• [Problem to work on]: Copy the records below exactly, leaving out any pictures.

• [Provided data]:
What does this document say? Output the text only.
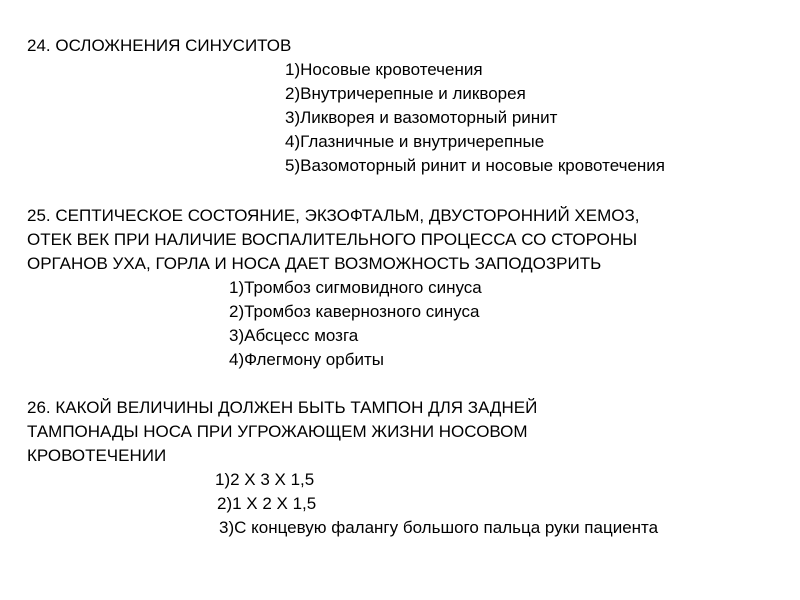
24. ОСЛОЖНЕНИЯ СИНУСИТОВ
1)Носовые кровотечения
2)Внутричерепные и ликворея
3)Ликворея и вазомоторный ринит
4)Глазничные и внутричерепные
5)Вазомоторный ринит и носовые кровотечения
25. СЕПТИЧЕСКОЕ СОСТОЯНИЕ, ЭКЗОФТАЛЬМ, ДВУСТОРОННИЙ ХЕМОЗ,
ОТЕК ВЕК ПРИ НАЛИЧИЕ ВОСПАЛИТЕЛЬНОГО ПРОЦЕССА СО СТОРОНЫ
ОРГАНОВ УХА, ГОРЛА И НОСА ДАЕТ ВОЗМОЖНОСТЬ ЗАПОДОЗРИТЬ
1)Тромбоз сигмовидного синуса
2)Тромбоз кавернозного синуса
3)Абсцесс мозга
4)Флегмону орбиты
26. КАКОЙ ВЕЛИЧИНЫ ДОЛЖЕН БЫТЬ ТАМПОН ДЛЯ ЗАДНЕЙ
ТАМПОНАДЫ НОСА ПРИ УГРОЖАЮЩЕМ ЖИЗНИ НОСОВОМ
КРОВОТЕЧЕНИИ
1)2 X 3 X 1,5
2)1 X 2 X 1,5
3)С концевую фалангу большого пальца руки пациента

• [Result]:
What does this document say? Output the text only.
24. ОСЛОЖНЕНИЯ СИНУСИТОВ
1)Носовые кровотечения
2)Внутричерепные и ликворея
3)Ликворея и вазомоторный ринит
4)Глазничные и внутричерепные
5)Вазомоторный ринит и носовые кровотечения
25. СЕПТИЧЕСКОЕ СОСТОЯНИЕ, ЭКЗОФТАЛЬМ, ДВУСТОРОННИЙ ХЕМОЗ,
ОТЕК ВЕК ПРИ НАЛИЧИЕ ВОСПАЛИТЕЛЬНОГО ПРОЦЕССА СО СТОРОНЫ
ОРГАНОВ УХА, ГОРЛА И НОСА ДАЕТ ВОЗМОЖНОСТЬ ЗАПОДОЗРИТЬ
1)Тромбоз сигмовидного синуса
2)Тромбоз кавернозного синуса
3)Абсцесс мозга
4)Флегмону орбиты
26. КАКОЙ ВЕЛИЧИНЫ ДОЛЖЕН БЫТЬ ТАМПОН ДЛЯ ЗАДНЕЙ
ТАМПОНАДЫ НОСА ПРИ УГРОЖАЮЩЕМ ЖИЗНИ НОСОВОМ
КРОВОТЕЧЕНИИ
1)2 X 3 X 1,5
2)1 X 2 X 1,5
3)С концевую фалангу большого пальца руки пациента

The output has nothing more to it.